### Exercise prompt:
Count how many lines in this material contain "Inventaire". The answer is that number alone.

※

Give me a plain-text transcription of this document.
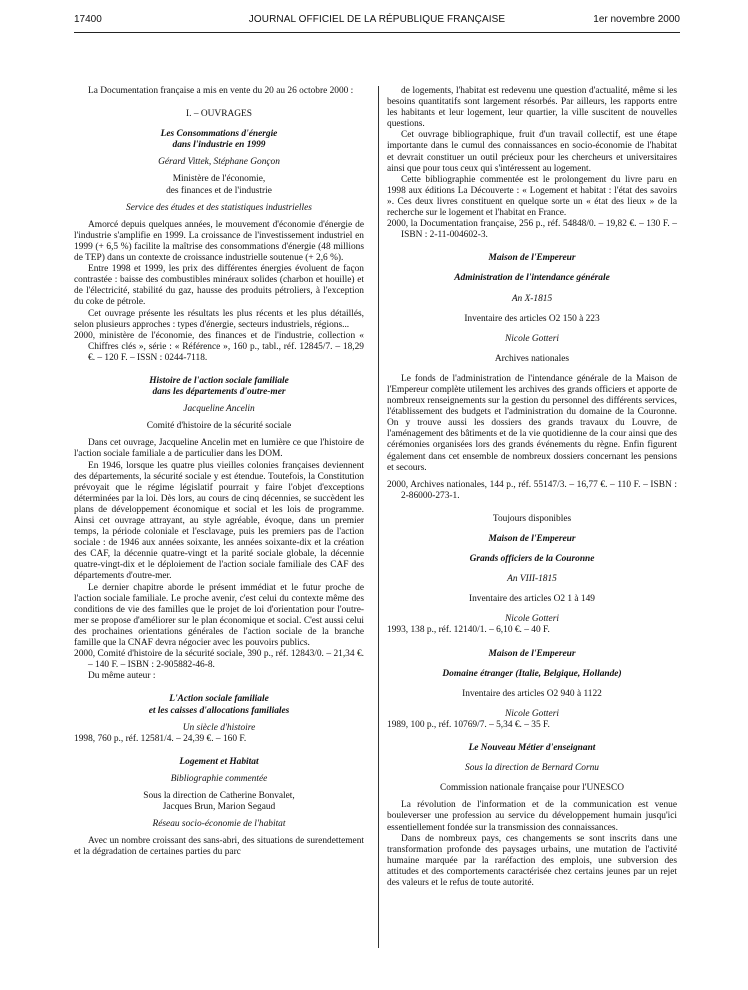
17400	JOURNAL OFFICIEL DE LA RÉPUBLIQUE FRANÇAISE	1er novembre 2000

La Documentation française a mis en vente du 20 au 26 octobre 2000 :

I. – OUVRAGES

Les Consommations d'énergie
dans l'industrie en 1999

Gérard Vittek, Stéphane Gonçon

Ministère de l'économie,
des finances et de l'industrie

Service des études et des statistiques industrielles

Amorcé depuis quelques années, le mouvement d'économie d'énergie de l'industrie s'amplifie en 1999. La croissance de l'investissement industriel en 1999 (+ 6,5 %) facilite la maîtrise des consommations d'énergie (48 millions de TEP) dans un contexte de croissance industrielle soutenue (+ 2,6 %).

Entre 1998 et 1999, les prix des différentes énergies évoluent de façon contrastée : baisse des combustibles minéraux solides (charbon et houille) et de l'électricité, stabilité du gaz, hausse des produits pétroliers, à l'exception du coke de pétrole.

Cet ouvrage présente les résultats les plus récents et les plus détaillés, selon plusieurs approches : types d'énergie, secteurs industriels, régions...

2000, ministère de l'économie, des finances et de l'industrie, collection « Chiffres clés », série : « Référence », 160 p., tabl., réf. 12845/7. – 18,29 €. – 120 F. – ISSN : 0244-7118.

Histoire de l'action sociale familiale
dans les départements d'outre-mer

Jacqueline Ancelin

Comité d'histoire de la sécurité sociale

Dans cet ouvrage, Jacqueline Ancelin met en lumière ce que l'histoire de l'action sociale familiale a de particulier dans les DOM.

En 1946, lorsque les quatre plus vieilles colonies françaises deviennent des départements, la sécurité sociale y est étendue. Toutefois, la Constitution prévoyait que le régime législatif pourrait y faire l'objet d'exceptions déterminées par la loi. Dès lors, au cours de cinq décennies, se succèdent les plans de développement économique et social et les lois de programme. Ainsi cet ouvrage attrayant, au style agréable, évoque, dans un premier temps, la période coloniale et l'esclavage, puis les premiers pas de l'action sociale : de 1946 aux années soixante, les années soixante-dix et la création des CAF, la décennie quatre-vingt et la parité sociale globale, la décennie quatre-vingt-dix et le déploiement de l'action sociale familiale des CAF des départements d'outre-mer.

Le dernier chapitre aborde le présent immédiat et le futur proche de l'action sociale familiale. Le proche avenir, c'est celui du contexte même des conditions de vie des familles que le projet de loi d'orientation pour l'outre-mer se propose d'améliorer sur le plan économique et social. C'est aussi celui des prochaines orientations générales de l'action sociale de la branche famille que la CNAF devra négocier avec les pouvoirs publics.

2000, Comité d'histoire de la sécurité sociale, 390 p., réf. 12843/0. – 21,34 €. – 140 F. – ISBN : 2-905882-46-8.

Du même auteur :

L'Action sociale familiale
et les caisses d'allocations familiales

Un siècle d'histoire

1998, 760 p., réf. 12581/4. – 24,39 €. – 160 F.

Logement et Habitat

Bibliographie commentée

Sous la direction de Catherine Bonvalet,
Jacques Brun, Marion Segaud

Réseau socio-économie de l'habitat

Avec un nombre croissant des sans-abri, des situations de surendettement et la dégradation de certaines parties du parc

de logements, l'habitat est redevenu une question d'actualité, même si les besoins quantitatifs sont largement résorbés. Par ailleurs, les rapports entre les habitants et leur logement, leur quartier, la ville suscitent de nouvelles questions.

Cet ouvrage bibliographique, fruit d'un travail collectif, est une étape importante dans le cumul des connaissances en socio-économie de l'habitat et devrait constituer un outil précieux pour les chercheurs et universitaires ainsi que pour tous ceux qui s'intéressent au logement.

Cette bibliographie commentée est le prolongement du livre paru en 1998 aux éditions La Découverte : « Logement et habitat : l'état des savoirs ». Ces deux livres constituent en quelque sorte un « état des lieux » de la recherche sur le logement et l'habitat en France.

2000, la Documentation française, 256 p., réf. 54848/0. – 19,82 €. – 130 F. – ISBN : 2-11-004602-3.

Maison de l'Empereur

Administration de l'intendance générale

An X-1815

Inventaire des articles O2 150 à 223

Nicole Gotteri

Archives nationales

Le fonds de l'administration de l'intendance générale de la Maison de l'Empereur complète utilement les archives des grands officiers et apporte de nombreux renseignements sur la gestion du personnel des différents services, l'établissement des budgets et l'administration du domaine de la Couronne. On y trouve aussi les dossiers des grands travaux du Louvre, de l'aménagement des bâtiments et de la vie quotidienne de la cour ainsi que des cérémonies organisées lors des grands événements du règne. Enfin figurent également dans cet ensemble de nombreux dossiers concernant les pensions et secours.

2000, Archives nationales, 144 p., réf. 55147/3. – 16,77 €. – 110 F. – ISBN : 2-86000-273-1.

Toujours disponibles

Maison de l'Empereur

Grands officiers de la Couronne

An VIII-1815

Inventaire des articles O2 1 à 149

Nicole Gotteri

1993, 138 p., réf. 12140/1. – 6,10 €. – 40 F.

Maison de l'Empereur

Domaine étranger (Italie, Belgique, Hollande)

Inventaire des articles O2 940 à 1122

Nicole Gotteri

1989, 100 p., réf. 10769/7. – 5,34 €. – 35 F.

Le Nouveau Métier d'enseignant

Sous la direction de Bernard Cornu

Commission nationale française pour l'UNESCO

La révolution de l'information et de la communication est venue bouleverser une profession au service du développement humain jusqu'ici essentiellement fondée sur la transmission des connaissances.

Dans de nombreux pays, ces changements se sont inscrits dans une transformation profonde des paysages urbains, une mutation de l'activité humaine marquée par la raréfaction des emplois, une subversion des attitudes et des comportements caractérisée chez certains jeunes par un rejet des valeurs et le refus de toute autorité.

※

### Correct response:
3